What is asked:
Write out every entry exactly as it appears.

Given entries:
+-------+

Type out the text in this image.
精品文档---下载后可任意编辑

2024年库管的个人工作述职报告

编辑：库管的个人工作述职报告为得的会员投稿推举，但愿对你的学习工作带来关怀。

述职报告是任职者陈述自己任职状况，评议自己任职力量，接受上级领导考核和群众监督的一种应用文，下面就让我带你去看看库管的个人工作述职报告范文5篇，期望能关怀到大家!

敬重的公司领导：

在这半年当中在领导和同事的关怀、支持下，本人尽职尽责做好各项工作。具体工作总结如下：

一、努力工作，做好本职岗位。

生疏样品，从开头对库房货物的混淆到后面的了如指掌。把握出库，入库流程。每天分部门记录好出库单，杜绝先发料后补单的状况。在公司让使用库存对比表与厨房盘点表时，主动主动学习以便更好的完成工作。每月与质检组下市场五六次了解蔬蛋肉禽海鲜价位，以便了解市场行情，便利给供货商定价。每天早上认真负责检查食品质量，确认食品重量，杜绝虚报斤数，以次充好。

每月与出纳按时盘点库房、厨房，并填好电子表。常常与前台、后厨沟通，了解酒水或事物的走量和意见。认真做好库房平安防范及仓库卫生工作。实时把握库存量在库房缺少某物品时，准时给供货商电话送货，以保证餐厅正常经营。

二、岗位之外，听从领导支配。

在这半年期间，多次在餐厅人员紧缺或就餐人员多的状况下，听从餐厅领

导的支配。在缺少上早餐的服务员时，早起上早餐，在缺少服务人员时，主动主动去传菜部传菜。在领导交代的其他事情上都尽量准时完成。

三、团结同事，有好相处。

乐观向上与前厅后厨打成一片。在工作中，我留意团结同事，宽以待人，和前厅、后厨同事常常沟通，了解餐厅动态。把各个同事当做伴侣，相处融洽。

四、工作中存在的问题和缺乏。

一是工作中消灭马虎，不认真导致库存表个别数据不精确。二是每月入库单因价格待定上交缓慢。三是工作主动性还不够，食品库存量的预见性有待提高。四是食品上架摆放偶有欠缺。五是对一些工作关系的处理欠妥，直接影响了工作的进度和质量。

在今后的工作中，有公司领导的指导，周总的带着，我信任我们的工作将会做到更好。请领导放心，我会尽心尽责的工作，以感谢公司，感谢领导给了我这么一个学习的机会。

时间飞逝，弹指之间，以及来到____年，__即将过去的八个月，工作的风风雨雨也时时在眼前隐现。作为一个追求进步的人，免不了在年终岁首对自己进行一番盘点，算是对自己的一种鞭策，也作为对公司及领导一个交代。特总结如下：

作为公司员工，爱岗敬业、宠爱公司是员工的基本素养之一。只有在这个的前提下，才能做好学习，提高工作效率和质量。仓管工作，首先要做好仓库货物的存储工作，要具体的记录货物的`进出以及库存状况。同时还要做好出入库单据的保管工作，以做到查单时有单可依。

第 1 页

+-------+

Task result:
Type out the text in this image.
精品文档---下载后可任意编辑

2024年库管的个人工作述职报告

编辑：库管的个人工作述职报告为得的会员投稿推举，但愿对你的学习工作带来关怀。

述职报告是任职者陈述自己任职状况，评议自己任职力量，接受上级领导考核和群众监督的一种应用文，下面就让我带你去看看库管的个人工作述职报告范文5篇，期望能关怀到大家!

敬重的公司领导：

在这半年当中在领导和同事的关怀、支持下，本人尽职尽责做好各项工作。具体工作总结如下：

一、努力工作，做好本职岗位。

生疏样品，从开头对库房货物的混淆到后面的了如指掌。把握出库，入库流程。每天分部门记录好出库单，杜绝先发料后补单的状况。在公司让使用库存对比表与厨房盘点表时，主动主动学习以便更好的完成工作。每月与质检组下市场五六次了解蔬蛋肉禽海鲜价位，以便了解市场行情，便利给供货商定价。每天早上认真负责检查食品质量，确认食品重量，杜绝虚报斤数，以次充好。

每月与出纳按时盘点库房、厨房，并填好电子表。常常与前台、后厨沟通，了解酒水或事物的走量和意见。认真做好库房平安防范及仓库卫生工作。实时把握库存量在库房缺少某物品时，准时给供货商电话送货，以保证餐厅正常经营。

二、岗位之外，听从领导支配。

在这半年期间，多次在餐厅人员紧缺或就餐人员多的状况下，听从餐厅领

导的支配。在缺少上早餐的服务员时，早起上早餐，在缺少服务人员时，主动主动去传菜部传菜。在领导交代的其他事情上都尽量准时完成。

三、团结同事，有好相处。

乐观向上与前厅后厨打成一片。在工作中，我留意团结同事，宽以待人，和前厅、后厨同事常常沟通，了解餐厅动态。把各个同事当做伴侣，相处融洽。

四、工作中存在的问题和缺乏。

一是工作中消灭马虎，不认真导致库存表个别数据不精确。二是每月入库单因价格待定上交缓慢。三是工作主动性还不够，食品库存量的预见性有待提高。四是食品上架摆放偶有欠缺。五是对一些工作关系的处理欠妥，直接影响了工作的进度和质量。

在今后的工作中，有公司领导的指导，周总的带着，我信任我们的工作将会做到更好。请领导放心，我会尽心尽责的工作，以感谢公司，感谢领导给了我这么一个学习的机会。

时间飞逝，弹指之间，以及来到____年，__即将过去的八个月，工作的风风雨雨也时时在眼前隐现。作为一个追求进步的人，免不了在年终岁首对自己进行一番盘点，算是对自己的一种鞭策，也作为对公司及领导一个交代。特总结如下：

作为公司员工，爱岗敬业、宠爱公司是员工的基本素养之一。只有在这个的前提下，才能做好学习，提高工作效率和质量。仓管工作，首先要做好仓库货物的存储工作，要具体的记录货物的`进出以及库存状况。同时还要做好出入库单据的保管工作，以做到查单时有单可依。

第 1 页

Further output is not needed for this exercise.